** AIM OF THE EXERCISE **
Would you quote every entry exactly, dropping only the pictures?

Stored data entries
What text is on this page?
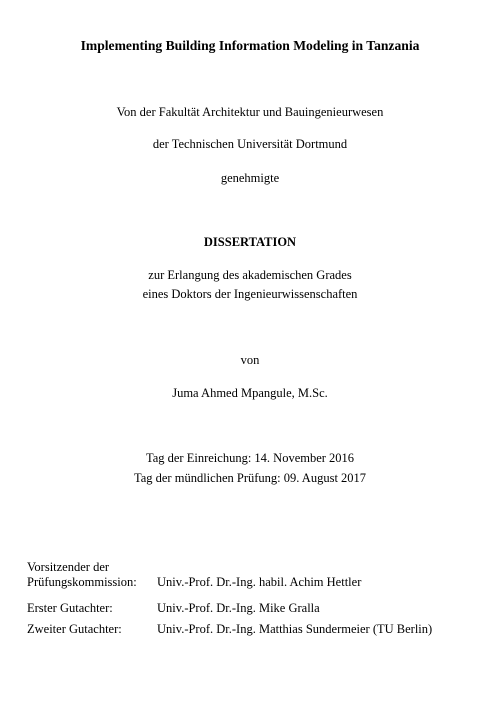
Implementing Building Information Modeling in Tanzania
Von der Fakultät Architektur und Bauingenieurwesen
der Technischen Universität Dortmund
genehmigte
DISSERTATION
zur Erlangung des akademischen Grades
eines Doktors der Ingenieurwissenschaften
von
Juma Ahmed Mpangule, M.Sc.
Tag der Einreichung: 14. November 2016
Tag der mündlichen Prüfung: 09. August 2017
Vorsitzender der
Prüfungskommission:	Univ.-Prof. Dr.-Ing. habil. Achim Hettler
Erster Gutachter:	Univ.-Prof. Dr.-Ing. Mike Gralla
Zweiter Gutachter:	Univ.-Prof. Dr.-Ing. Matthias Sundermeier (TU Berlin)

** FINAL RESULT **
What text is on this page?
Implementing Building Information Modeling in Tanzania
Von der Fakultät Architektur und Bauingenieurwesen
der Technischen Universität Dortmund
genehmigte
DISSERTATION
zur Erlangung des akademischen Grades
eines Doktors der Ingenieurwissenschaften
von
Juma Ahmed Mpangule, M.Sc.
Tag der Einreichung: 14. November 2016
Tag der mündlichen Prüfung: 09. August 2017
Vorsitzender der
Prüfungskommission:	Univ.-Prof. Dr.-Ing. habil. Achim Hettler
Erster Gutachter:	Univ.-Prof. Dr.-Ing. Mike Gralla
Zweiter Gutachter:	Univ.-Prof. Dr.-Ing. Matthias Sundermeier (TU Berlin)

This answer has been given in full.